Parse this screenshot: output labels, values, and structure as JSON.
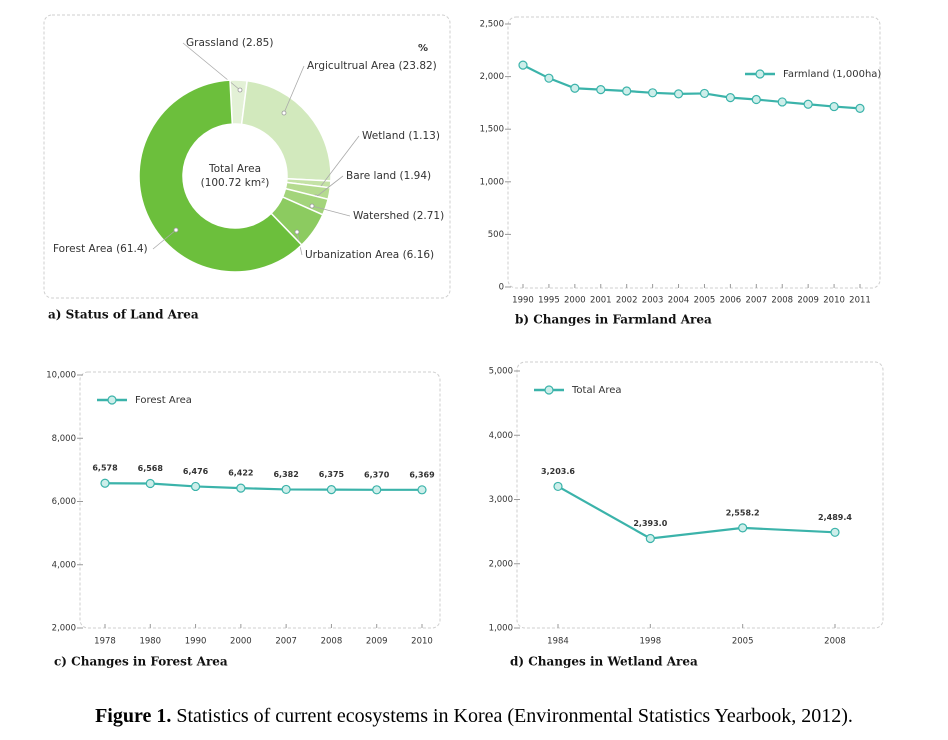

^^^^

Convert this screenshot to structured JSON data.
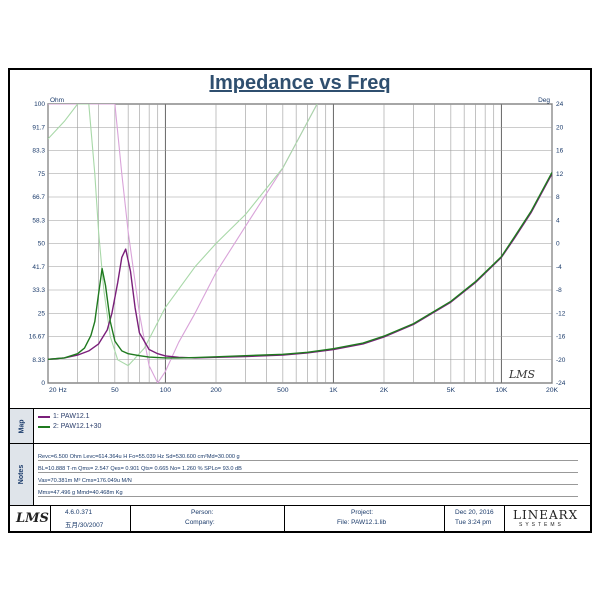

^^^^

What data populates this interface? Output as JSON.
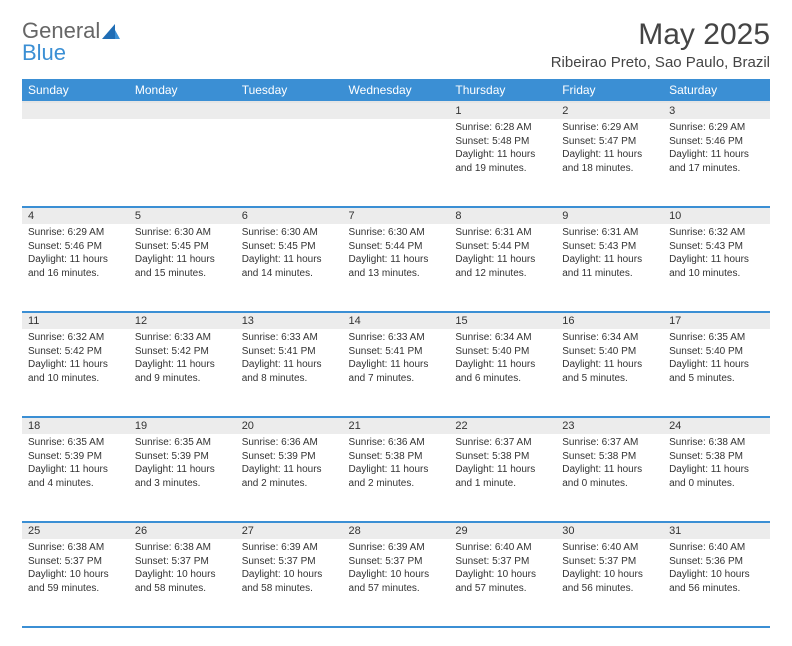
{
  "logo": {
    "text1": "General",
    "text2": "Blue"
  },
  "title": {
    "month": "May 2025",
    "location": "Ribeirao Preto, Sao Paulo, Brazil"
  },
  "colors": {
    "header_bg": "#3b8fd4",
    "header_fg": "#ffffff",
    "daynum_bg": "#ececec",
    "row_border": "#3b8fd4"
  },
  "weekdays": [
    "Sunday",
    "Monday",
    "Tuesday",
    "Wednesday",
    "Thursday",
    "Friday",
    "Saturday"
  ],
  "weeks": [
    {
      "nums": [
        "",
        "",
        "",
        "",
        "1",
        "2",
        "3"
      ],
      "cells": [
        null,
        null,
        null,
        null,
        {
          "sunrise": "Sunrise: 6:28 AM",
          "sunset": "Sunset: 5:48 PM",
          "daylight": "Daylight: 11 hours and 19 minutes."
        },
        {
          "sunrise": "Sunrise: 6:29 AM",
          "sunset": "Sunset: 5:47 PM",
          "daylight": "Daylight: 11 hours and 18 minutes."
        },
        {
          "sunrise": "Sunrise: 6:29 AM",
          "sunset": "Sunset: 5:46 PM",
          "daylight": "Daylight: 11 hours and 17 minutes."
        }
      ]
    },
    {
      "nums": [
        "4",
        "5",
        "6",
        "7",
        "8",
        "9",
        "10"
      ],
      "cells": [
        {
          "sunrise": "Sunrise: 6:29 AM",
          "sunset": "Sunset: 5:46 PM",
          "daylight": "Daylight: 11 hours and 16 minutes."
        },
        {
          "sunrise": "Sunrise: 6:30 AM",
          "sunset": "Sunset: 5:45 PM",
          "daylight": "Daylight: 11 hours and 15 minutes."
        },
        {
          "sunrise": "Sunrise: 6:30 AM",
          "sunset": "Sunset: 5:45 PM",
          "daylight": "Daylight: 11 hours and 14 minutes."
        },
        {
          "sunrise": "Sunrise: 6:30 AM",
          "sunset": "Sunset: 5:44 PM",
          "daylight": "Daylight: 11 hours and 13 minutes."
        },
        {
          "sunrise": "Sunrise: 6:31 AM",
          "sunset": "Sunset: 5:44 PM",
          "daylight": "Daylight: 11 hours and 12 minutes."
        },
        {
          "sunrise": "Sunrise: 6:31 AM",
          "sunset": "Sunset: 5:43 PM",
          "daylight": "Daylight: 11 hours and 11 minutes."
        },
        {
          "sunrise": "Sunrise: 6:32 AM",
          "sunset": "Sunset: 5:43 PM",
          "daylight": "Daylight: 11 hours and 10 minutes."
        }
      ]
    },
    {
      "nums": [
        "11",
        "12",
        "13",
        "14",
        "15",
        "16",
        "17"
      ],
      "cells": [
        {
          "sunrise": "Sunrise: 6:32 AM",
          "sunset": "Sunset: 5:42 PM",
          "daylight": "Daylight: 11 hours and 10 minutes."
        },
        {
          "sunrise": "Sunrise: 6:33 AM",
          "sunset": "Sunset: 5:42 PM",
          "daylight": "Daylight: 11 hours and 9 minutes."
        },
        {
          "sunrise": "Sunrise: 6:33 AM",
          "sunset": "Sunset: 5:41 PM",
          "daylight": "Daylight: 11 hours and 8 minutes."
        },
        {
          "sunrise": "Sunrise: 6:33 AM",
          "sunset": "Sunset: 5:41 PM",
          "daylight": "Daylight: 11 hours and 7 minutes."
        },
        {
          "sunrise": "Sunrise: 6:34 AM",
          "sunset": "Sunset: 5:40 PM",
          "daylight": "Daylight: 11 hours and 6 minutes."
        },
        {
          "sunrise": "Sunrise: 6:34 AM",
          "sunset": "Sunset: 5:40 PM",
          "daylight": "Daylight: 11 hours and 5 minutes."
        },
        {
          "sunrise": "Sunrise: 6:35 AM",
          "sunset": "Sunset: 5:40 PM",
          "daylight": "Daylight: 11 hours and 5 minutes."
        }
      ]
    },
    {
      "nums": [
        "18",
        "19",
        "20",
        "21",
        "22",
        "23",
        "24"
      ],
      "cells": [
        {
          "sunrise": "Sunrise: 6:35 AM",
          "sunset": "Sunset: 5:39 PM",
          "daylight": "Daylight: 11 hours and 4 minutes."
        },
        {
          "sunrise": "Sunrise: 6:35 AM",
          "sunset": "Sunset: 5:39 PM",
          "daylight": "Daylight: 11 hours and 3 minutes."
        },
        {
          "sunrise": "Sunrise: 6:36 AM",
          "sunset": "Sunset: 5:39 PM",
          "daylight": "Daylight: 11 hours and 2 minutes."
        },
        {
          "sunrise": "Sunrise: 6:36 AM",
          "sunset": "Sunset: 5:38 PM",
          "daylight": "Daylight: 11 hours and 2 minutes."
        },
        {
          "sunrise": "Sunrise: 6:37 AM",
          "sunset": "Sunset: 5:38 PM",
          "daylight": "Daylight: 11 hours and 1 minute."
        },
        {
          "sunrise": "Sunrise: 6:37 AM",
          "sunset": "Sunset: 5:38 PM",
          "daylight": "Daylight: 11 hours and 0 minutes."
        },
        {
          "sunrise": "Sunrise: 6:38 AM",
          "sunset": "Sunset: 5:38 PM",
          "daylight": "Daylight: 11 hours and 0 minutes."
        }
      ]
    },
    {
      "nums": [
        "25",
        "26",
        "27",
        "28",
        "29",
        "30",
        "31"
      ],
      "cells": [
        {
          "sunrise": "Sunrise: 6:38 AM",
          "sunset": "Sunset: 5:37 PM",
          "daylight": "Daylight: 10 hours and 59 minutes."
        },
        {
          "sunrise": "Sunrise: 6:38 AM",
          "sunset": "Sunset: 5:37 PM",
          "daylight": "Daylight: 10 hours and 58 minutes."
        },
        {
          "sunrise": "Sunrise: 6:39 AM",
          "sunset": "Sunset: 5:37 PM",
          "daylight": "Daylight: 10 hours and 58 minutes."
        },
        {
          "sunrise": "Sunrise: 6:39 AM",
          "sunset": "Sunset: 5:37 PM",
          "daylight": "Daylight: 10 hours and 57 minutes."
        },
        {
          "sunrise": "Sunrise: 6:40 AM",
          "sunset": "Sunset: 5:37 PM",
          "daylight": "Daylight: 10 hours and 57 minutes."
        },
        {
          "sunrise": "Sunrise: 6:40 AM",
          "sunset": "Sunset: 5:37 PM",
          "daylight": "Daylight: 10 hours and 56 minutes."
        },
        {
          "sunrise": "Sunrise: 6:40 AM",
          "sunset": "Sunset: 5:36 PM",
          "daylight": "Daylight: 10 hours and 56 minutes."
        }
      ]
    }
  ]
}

^^^^

AIM >> Using the records given above, list every line that includes the word "screenshot".

SOLUTION >>
Parse this screenshot: output labels, values, and structure as JSON.
Convert this screenshot to structured JSON data.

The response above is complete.